- **EXERCISE TASK**
Please write out the listing below line for line, keeping every character unchanged.

- **EXTRACTED DATA**
★ ★ ★

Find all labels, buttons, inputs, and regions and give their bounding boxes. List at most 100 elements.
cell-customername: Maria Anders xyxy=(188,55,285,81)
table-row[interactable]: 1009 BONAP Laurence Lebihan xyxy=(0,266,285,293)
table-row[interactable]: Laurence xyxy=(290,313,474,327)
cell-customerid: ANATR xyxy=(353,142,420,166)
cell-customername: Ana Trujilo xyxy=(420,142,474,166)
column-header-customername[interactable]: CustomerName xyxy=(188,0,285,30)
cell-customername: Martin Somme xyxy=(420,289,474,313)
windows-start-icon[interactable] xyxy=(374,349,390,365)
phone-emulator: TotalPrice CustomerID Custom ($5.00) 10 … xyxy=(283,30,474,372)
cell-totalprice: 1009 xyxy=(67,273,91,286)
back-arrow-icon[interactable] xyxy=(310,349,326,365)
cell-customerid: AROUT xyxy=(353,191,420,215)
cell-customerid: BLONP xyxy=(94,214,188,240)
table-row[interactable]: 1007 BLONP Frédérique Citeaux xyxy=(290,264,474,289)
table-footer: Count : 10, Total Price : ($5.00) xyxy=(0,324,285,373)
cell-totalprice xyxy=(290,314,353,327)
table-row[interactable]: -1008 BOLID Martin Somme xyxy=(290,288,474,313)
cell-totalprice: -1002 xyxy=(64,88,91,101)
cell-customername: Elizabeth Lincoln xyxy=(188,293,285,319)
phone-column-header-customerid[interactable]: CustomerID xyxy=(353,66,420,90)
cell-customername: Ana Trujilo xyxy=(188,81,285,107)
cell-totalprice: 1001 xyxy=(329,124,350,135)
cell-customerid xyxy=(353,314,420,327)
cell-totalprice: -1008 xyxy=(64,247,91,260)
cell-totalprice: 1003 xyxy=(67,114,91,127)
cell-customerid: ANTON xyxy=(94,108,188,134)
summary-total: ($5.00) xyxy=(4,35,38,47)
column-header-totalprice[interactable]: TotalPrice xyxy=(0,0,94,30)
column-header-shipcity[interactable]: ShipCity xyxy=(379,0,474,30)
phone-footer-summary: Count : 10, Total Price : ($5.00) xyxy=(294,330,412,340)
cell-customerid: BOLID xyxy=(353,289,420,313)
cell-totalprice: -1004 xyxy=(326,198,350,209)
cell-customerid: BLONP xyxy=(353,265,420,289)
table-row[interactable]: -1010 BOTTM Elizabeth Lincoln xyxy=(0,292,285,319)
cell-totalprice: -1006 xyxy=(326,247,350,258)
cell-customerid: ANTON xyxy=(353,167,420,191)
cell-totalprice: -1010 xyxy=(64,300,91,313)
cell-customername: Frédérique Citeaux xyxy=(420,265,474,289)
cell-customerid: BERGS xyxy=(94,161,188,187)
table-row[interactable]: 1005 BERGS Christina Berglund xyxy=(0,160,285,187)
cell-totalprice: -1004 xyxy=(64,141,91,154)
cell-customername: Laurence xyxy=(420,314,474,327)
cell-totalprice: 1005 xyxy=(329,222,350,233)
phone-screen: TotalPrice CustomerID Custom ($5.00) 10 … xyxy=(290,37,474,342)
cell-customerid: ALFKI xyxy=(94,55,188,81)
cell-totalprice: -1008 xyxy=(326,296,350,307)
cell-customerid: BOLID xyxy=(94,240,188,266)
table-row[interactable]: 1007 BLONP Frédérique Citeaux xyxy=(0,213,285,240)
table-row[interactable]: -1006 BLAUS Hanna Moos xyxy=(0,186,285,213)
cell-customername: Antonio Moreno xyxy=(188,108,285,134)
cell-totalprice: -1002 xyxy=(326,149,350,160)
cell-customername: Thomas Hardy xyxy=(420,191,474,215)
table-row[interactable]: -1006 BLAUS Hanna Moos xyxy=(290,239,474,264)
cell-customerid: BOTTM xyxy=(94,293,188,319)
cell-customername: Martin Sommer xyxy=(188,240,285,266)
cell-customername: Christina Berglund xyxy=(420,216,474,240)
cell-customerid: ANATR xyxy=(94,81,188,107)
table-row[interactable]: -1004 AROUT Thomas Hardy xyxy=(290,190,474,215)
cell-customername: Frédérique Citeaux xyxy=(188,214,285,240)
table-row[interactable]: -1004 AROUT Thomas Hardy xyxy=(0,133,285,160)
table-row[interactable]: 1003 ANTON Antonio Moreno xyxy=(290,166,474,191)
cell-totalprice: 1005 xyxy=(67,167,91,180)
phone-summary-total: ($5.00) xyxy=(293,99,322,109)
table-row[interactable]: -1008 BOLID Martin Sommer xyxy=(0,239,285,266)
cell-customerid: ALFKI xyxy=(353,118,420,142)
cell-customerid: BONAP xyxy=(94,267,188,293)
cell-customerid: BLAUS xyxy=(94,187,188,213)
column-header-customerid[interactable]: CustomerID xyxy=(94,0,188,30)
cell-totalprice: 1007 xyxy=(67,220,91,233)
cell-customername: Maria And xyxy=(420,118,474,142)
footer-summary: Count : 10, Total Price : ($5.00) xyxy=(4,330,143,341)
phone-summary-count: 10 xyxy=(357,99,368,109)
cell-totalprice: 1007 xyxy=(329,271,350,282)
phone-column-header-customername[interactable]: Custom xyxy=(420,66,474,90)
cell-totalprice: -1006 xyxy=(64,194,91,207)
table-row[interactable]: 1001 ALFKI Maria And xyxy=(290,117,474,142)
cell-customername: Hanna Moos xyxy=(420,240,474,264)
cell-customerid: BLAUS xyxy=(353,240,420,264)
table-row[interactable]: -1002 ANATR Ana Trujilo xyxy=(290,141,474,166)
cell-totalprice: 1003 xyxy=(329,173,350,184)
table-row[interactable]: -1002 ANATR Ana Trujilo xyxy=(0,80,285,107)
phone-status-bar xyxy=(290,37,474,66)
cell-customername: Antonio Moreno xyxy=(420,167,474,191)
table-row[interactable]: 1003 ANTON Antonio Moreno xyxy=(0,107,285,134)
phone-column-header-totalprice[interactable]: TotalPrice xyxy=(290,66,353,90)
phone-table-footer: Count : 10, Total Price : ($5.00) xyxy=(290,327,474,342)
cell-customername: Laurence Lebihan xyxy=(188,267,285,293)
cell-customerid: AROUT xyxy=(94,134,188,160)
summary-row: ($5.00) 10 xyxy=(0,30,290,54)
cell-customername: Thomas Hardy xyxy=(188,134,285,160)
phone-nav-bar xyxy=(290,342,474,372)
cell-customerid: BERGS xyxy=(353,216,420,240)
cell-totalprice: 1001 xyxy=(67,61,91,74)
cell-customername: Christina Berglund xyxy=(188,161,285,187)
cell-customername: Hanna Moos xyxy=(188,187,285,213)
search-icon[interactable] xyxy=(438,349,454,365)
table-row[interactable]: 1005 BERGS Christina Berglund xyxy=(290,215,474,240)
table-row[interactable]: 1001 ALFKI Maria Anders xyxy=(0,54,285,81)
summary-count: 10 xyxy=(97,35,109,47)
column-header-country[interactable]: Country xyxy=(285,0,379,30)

★ ★ ★

- **CORRECT RESPONSE**
Find all labels, buttons, inputs, and regions and give their bounding boxes. List at most 100 elements.
cell-customername: Maria Anders xyxy=(188,55,285,81)
table-row[interactable]: 1009 BONAP Laurence Lebihan xyxy=(0,266,285,293)
table-row[interactable]: Laurence xyxy=(290,313,474,327)
cell-customerid: ANATR xyxy=(353,142,420,166)
cell-customername: Ana Trujilo xyxy=(420,142,474,166)
column-header-customername[interactable]: CustomerName xyxy=(188,0,285,30)
cell-customername: Martin Somme xyxy=(420,289,474,313)
windows-start-icon[interactable] xyxy=(374,349,390,365)
phone-emulator: TotalPrice CustomerID Custom ($5.00) 10 … xyxy=(283,30,474,372)
cell-totalprice: 1009 xyxy=(67,273,91,286)
back-arrow-icon[interactable] xyxy=(310,349,326,365)
cell-customerid: AROUT xyxy=(353,191,420,215)
cell-customerid: BLONP xyxy=(94,214,188,240)
table-row[interactable]: 1007 BLONP Frédérique Citeaux xyxy=(290,264,474,289)
table-footer: Count : 10, Total Price : ($5.00) xyxy=(0,324,285,373)
cell-totalprice xyxy=(290,314,353,327)
table-row[interactable]: -1008 BOLID Martin Somme xyxy=(290,288,474,313)
cell-totalprice: -1002 xyxy=(64,88,91,101)
cell-customername: Elizabeth Lincoln xyxy=(188,293,285,319)
phone-column-header-customerid[interactable]: CustomerID xyxy=(353,66,420,90)
cell-customername: Ana Trujilo xyxy=(188,81,285,107)
cell-totalprice: 1001 xyxy=(329,124,350,135)
cell-customerid xyxy=(353,314,420,327)
cell-totalprice: -1008 xyxy=(64,247,91,260)
cell-totalprice: 1003 xyxy=(67,114,91,127)
cell-customerid: ANTON xyxy=(94,108,188,134)
summary-total: ($5.00) xyxy=(4,35,38,47)
column-header-totalprice[interactable]: TotalPrice xyxy=(0,0,94,30)
column-header-shipcity[interactable]: ShipCity xyxy=(379,0,474,30)
phone-footer-summary: Count : 10, Total Price : ($5.00) xyxy=(294,330,412,340)
cell-customerid: BOLID xyxy=(353,289,420,313)
cell-totalprice: -1004 xyxy=(326,198,350,209)
cell-customerid: BLONP xyxy=(353,265,420,289)
table-row[interactable]: -1010 BOTTM Elizabeth Lincoln xyxy=(0,292,285,319)
cell-totalprice: -1006 xyxy=(326,247,350,258)
cell-customerid: ANTON xyxy=(353,167,420,191)
cell-totalprice: -1010 xyxy=(64,300,91,313)
cell-customername: Frédérique Citeaux xyxy=(420,265,474,289)
cell-customerid: BERGS xyxy=(94,161,188,187)
table-row[interactable]: 1005 BERGS Christina Berglund xyxy=(0,160,285,187)
cell-totalprice: -1004 xyxy=(64,141,91,154)
cell-customername: Laurence xyxy=(420,314,474,327)
cell-totalprice: 1005 xyxy=(329,222,350,233)
phone-screen: TotalPrice CustomerID Custom ($5.00) 10 … xyxy=(290,37,474,342)
cell-customerid: ALFKI xyxy=(94,55,188,81)
cell-totalprice: -1008 xyxy=(326,296,350,307)
cell-customerid: BOLID xyxy=(94,240,188,266)
table-row[interactable]: 1007 BLONP Frédérique Citeaux xyxy=(0,213,285,240)
table-row[interactable]: -1006 BLAUS Hanna Moos xyxy=(0,186,285,213)
cell-customername: Antonio Moreno xyxy=(188,108,285,134)
cell-totalprice: -1002 xyxy=(326,149,350,160)
cell-customername: Thomas Hardy xyxy=(420,191,474,215)
table-row[interactable]: -1006 BLAUS Hanna Moos xyxy=(290,239,474,264)
cell-customerid: BOTTM xyxy=(94,293,188,319)
cell-customername: Martin Sommer xyxy=(188,240,285,266)
cell-customername: Christina Berglund xyxy=(420,216,474,240)
cell-customerid: ANATR xyxy=(94,81,188,107)
table-row[interactable]: -1004 AROUT Thomas Hardy xyxy=(290,190,474,215)
cell-customername: Frédérique Citeaux xyxy=(188,214,285,240)
table-row[interactable]: -1004 AROUT Thomas Hardy xyxy=(0,133,285,160)
table-row[interactable]: 1003 ANTON Antonio Moreno xyxy=(290,166,474,191)
cell-totalprice: 1005 xyxy=(67,167,91,180)
phone-summary-total: ($5.00) xyxy=(293,99,322,109)
table-row[interactable]: -1008 BOLID Martin Sommer xyxy=(0,239,285,266)
cell-customerid: ALFKI xyxy=(353,118,420,142)
cell-customerid: BONAP xyxy=(94,267,188,293)
cell-customerid: BLAUS xyxy=(94,187,188,213)
column-header-customerid[interactable]: CustomerID xyxy=(94,0,188,30)
cell-totalprice: 1007 xyxy=(67,220,91,233)
cell-customername: Maria And xyxy=(420,118,474,142)
footer-summary: Count : 10, Total Price : ($5.00) xyxy=(4,330,143,341)
phone-summary-count: 10 xyxy=(357,99,368,109)
cell-totalprice: 1007 xyxy=(329,271,350,282)
phone-column-header-customername[interactable]: Custom xyxy=(420,66,474,90)
cell-totalprice: -1006 xyxy=(64,194,91,207)
table-row[interactable]: 1001 ALFKI Maria And xyxy=(290,117,474,142)
cell-customername: Hanna Moos xyxy=(420,240,474,264)
cell-customerid: BLAUS xyxy=(353,240,420,264)
table-row[interactable]: -1002 ANATR Ana Trujilo xyxy=(290,141,474,166)
cell-totalprice: 1003 xyxy=(329,173,350,184)
table-row[interactable]: -1002 ANATR Ana Trujilo xyxy=(0,80,285,107)
phone-status-bar xyxy=(290,37,474,66)
cell-customername: Antonio Moreno xyxy=(420,167,474,191)
table-row[interactable]: 1003 ANTON Antonio Moreno xyxy=(0,107,285,134)
phone-column-header-totalprice[interactable]: TotalPrice xyxy=(290,66,353,90)
phone-table-footer: Count : 10, Total Price : ($5.00) xyxy=(290,327,474,342)
cell-customername: Laurence Lebihan xyxy=(188,267,285,293)
cell-customerid: AROUT xyxy=(94,134,188,160)
summary-row: ($5.00) 10 xyxy=(0,30,290,54)
cell-customername: Thomas Hardy xyxy=(188,134,285,160)
phone-nav-bar xyxy=(290,342,474,372)
cell-customerid: BERGS xyxy=(353,216,420,240)
cell-totalprice: 1001 xyxy=(67,61,91,74)
cell-customername: Christina Berglund xyxy=(188,161,285,187)
cell-customername: Hanna Moos xyxy=(188,187,285,213)
search-icon[interactable] xyxy=(438,349,454,365)
table-row[interactable]: 1005 BERGS Christina Berglund xyxy=(290,215,474,240)
table-row[interactable]: 1001 ALFKI Maria Anders xyxy=(0,54,285,81)
summary-count: 10 xyxy=(97,35,109,47)
column-header-country[interactable]: Country xyxy=(285,0,379,30)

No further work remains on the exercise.